Print each of the entries exactly, leaving nothing out.

## BEGIN AVAILABLE RECORDS

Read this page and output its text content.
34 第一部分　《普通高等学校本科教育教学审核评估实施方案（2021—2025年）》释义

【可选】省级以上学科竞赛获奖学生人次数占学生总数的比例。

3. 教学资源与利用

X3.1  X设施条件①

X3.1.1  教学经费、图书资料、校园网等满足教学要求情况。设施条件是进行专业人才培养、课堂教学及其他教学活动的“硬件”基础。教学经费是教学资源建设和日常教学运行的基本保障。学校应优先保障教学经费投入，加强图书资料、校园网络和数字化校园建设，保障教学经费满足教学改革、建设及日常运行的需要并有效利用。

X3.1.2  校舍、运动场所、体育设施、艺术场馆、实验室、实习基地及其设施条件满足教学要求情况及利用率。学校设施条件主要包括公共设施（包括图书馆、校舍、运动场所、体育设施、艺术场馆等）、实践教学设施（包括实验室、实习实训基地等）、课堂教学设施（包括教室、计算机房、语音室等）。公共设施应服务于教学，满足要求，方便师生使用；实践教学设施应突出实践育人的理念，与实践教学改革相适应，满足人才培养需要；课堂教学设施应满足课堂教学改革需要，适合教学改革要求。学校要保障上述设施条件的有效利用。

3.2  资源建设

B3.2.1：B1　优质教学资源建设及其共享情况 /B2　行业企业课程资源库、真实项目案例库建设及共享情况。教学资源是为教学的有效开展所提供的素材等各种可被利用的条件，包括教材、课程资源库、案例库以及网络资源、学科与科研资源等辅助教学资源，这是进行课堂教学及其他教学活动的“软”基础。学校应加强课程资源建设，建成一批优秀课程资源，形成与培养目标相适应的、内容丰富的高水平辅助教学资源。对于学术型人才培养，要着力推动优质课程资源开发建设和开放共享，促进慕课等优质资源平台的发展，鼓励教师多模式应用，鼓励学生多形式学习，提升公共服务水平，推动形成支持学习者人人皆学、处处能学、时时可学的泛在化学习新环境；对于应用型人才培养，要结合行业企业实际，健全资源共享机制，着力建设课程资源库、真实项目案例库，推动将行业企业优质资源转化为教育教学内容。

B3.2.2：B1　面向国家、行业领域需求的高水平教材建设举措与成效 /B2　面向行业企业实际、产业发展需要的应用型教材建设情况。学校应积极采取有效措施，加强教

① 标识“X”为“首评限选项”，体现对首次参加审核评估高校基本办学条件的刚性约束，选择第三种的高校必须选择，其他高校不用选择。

## END AVAILABLE RECORDS

## SOLUTION TO THIS TASK
Read this page and output its text content.
34 第一部分　《普通高等学校本科教育教学审核评估实施方案（2021—2025年）》释义

【可选】省级以上学科竞赛获奖学生人次数占学生总数的比例。

3. 教学资源与利用

X3.1  X设施条件①

X3.1.1  教学经费、图书资料、校园网等满足教学要求情况。设施条件是进行专业人才培养、课堂教学及其他教学活动的“硬件”基础。教学经费是教学资源建设和日常教学运行的基本保障。学校应优先保障教学经费投入，加强图书资料、校园网络和数字化校园建设，保障教学经费满足教学改革、建设及日常运行的需要并有效利用。

X3.1.2  校舍、运动场所、体育设施、艺术场馆、实验室、实习基地及其设施条件满足教学要求情况及利用率。学校设施条件主要包括公共设施（包括图书馆、校舍、运动场所、体育设施、艺术场馆等）、实践教学设施（包括实验室、实习实训基地等）、课堂教学设施（包括教室、计算机房、语音室等）。公共设施应服务于教学，满足要求，方便师生使用；实践教学设施应突出实践育人的理念，与实践教学改革相适应，满足人才培养需要；课堂教学设施应满足课堂教学改革需要，适合教学改革要求。学校要保障上述设施条件的有效利用。

3.2  资源建设

B3.2.1：B1　优质教学资源建设及其共享情况 /B2　行业企业课程资源库、真实项目案例库建设及共享情况。教学资源是为教学的有效开展所提供的素材等各种可被利用的条件，包括教材、课程资源库、案例库以及网络资源、学科与科研资源等辅助教学资源，这是进行课堂教学及其他教学活动的“软”基础。学校应加强课程资源建设，建成一批优秀课程资源，形成与培养目标相适应的、内容丰富的高水平辅助教学资源。对于学术型人才培养，要着力推动优质课程资源开发建设和开放共享，促进慕课等优质资源平台的发展，鼓励教师多模式应用，鼓励学生多形式学习，提升公共服务水平，推动形成支持学习者人人皆学、处处能学、时时可学的泛在化学习新环境；对于应用型人才培养，要结合行业企业实际，健全资源共享机制，着力建设课程资源库、真实项目案例库，推动将行业企业优质资源转化为教育教学内容。

B3.2.2：B1　面向国家、行业领域需求的高水平教材建设举措与成效 /B2　面向行业企业实际、产业发展需要的应用型教材建设情况。学校应积极采取有效措施，加强教

① 标识“X”为“首评限选项”，体现对首次参加审核评估高校基本办学条件的刚性约束，选择第三种的高校必须选择，其他高校不用选择。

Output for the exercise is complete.